GIVEN INSTRUCTION:
Locate each line holding the string "xlabel" and copy it.

AVAILABLE DATA:

┌──

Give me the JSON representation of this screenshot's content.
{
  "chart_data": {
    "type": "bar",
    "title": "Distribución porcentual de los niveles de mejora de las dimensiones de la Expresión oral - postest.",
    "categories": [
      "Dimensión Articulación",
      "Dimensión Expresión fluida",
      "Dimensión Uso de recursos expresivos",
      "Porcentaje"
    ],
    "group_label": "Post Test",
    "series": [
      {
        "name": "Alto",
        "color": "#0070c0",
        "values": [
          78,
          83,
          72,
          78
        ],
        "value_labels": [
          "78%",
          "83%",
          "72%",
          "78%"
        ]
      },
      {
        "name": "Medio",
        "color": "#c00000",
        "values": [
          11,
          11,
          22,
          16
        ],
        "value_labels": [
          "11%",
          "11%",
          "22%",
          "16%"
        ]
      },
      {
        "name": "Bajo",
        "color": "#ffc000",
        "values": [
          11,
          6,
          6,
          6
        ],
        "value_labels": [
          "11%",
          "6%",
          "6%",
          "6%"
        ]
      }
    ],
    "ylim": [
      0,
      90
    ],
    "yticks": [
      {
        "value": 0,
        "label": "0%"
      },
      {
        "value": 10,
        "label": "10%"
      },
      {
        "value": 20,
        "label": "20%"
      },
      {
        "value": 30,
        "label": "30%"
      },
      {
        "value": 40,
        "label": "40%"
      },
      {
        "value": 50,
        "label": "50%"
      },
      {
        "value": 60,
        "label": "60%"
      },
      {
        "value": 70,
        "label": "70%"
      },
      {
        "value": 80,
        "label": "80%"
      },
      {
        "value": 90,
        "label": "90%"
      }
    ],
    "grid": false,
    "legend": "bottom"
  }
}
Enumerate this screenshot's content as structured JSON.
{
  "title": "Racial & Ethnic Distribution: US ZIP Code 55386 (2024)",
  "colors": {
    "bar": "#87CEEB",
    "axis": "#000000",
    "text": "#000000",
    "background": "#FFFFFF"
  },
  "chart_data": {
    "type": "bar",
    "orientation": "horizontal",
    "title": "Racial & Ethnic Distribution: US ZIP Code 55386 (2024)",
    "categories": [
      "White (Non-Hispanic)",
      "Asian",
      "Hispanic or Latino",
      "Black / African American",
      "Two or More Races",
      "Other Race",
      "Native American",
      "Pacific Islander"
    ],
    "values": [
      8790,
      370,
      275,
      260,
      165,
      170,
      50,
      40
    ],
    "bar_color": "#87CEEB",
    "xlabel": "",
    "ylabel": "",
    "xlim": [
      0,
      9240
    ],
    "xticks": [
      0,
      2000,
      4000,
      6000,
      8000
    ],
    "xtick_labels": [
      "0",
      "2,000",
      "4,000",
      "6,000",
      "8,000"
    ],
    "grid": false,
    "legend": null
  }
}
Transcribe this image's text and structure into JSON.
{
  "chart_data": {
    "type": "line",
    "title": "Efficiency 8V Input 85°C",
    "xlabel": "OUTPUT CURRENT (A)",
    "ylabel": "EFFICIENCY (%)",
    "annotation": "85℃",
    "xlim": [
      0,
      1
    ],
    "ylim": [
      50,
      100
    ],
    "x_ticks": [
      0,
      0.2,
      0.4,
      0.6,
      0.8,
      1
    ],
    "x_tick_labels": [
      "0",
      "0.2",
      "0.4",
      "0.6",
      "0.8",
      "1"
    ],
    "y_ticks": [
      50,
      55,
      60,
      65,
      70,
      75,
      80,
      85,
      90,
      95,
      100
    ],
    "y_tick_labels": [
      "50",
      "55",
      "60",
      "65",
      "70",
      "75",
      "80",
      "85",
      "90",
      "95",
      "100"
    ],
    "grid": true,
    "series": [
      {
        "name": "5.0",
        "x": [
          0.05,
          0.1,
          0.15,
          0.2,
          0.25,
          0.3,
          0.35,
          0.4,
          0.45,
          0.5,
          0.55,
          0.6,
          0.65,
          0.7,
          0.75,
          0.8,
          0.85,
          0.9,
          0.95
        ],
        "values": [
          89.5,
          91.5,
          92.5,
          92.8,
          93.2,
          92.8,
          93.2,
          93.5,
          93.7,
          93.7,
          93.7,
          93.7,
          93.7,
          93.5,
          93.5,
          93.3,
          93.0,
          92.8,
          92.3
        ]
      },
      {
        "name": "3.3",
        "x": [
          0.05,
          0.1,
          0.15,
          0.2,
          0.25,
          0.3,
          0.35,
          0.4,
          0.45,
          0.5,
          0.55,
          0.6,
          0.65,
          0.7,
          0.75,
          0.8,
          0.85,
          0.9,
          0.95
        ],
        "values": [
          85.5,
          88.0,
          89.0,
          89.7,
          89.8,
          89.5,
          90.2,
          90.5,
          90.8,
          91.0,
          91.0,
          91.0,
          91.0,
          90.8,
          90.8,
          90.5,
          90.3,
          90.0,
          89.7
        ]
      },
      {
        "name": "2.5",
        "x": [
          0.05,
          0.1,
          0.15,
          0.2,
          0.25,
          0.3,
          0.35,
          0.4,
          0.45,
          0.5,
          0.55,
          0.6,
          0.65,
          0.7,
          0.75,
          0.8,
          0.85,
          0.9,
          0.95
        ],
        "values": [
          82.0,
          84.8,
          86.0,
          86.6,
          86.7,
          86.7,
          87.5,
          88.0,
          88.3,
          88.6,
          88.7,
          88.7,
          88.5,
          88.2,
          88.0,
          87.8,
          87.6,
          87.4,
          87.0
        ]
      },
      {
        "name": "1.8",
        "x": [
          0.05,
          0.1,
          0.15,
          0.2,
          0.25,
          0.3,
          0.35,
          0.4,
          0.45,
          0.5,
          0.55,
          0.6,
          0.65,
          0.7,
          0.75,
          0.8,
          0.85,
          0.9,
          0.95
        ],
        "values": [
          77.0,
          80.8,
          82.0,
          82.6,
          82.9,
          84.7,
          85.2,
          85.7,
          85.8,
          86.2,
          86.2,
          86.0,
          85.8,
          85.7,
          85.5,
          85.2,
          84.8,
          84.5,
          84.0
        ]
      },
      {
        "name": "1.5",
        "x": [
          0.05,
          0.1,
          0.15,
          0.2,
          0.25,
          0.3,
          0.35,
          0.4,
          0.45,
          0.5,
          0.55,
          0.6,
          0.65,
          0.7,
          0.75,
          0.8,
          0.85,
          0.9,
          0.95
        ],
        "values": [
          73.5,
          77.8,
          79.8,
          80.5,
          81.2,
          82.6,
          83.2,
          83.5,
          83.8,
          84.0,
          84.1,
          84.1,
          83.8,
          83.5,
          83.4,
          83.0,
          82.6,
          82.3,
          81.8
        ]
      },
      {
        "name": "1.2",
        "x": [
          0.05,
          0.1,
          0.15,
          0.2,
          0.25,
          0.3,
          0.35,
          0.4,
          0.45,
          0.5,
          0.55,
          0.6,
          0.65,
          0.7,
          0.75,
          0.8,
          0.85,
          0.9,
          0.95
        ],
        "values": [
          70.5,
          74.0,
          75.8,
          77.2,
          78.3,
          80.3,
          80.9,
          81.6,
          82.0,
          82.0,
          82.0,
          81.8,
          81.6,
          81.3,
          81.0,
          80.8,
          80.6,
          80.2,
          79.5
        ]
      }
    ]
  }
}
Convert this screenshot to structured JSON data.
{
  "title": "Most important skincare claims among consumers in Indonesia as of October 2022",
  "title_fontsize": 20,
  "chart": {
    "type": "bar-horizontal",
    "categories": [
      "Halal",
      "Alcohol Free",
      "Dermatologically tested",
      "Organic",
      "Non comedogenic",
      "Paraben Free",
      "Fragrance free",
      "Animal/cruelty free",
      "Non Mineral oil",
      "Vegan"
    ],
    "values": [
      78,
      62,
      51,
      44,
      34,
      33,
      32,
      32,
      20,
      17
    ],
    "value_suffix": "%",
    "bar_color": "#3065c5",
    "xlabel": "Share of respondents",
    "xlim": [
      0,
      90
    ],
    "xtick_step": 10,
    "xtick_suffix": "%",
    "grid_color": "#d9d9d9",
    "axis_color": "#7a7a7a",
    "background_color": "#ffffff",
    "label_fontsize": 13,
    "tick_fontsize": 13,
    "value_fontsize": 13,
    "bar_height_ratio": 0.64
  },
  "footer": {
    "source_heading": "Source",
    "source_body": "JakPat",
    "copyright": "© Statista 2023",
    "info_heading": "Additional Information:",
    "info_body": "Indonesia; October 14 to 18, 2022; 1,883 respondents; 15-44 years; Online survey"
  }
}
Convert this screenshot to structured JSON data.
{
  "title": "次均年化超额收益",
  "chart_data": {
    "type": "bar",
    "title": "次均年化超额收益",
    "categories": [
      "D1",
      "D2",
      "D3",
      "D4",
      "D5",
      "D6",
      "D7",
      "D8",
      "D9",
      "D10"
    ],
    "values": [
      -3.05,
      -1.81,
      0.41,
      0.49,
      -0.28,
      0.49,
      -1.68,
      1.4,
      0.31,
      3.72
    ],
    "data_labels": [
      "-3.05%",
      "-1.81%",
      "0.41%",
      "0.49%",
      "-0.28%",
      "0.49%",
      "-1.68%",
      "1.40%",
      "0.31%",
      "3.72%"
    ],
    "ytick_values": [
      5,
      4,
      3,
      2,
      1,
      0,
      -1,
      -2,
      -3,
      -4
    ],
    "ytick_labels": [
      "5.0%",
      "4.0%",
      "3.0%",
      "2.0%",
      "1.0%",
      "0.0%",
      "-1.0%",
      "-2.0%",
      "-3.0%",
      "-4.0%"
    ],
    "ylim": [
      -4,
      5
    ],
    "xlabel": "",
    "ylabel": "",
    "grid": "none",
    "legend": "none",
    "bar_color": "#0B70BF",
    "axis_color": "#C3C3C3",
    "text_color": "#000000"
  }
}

└──

WRITTEN ANSWER:
    "xlabel": "",
    "xlabel": "OUTPUT CURRENT (A)",
    "xlabel": "Share of respondents",
    "xlabel": "",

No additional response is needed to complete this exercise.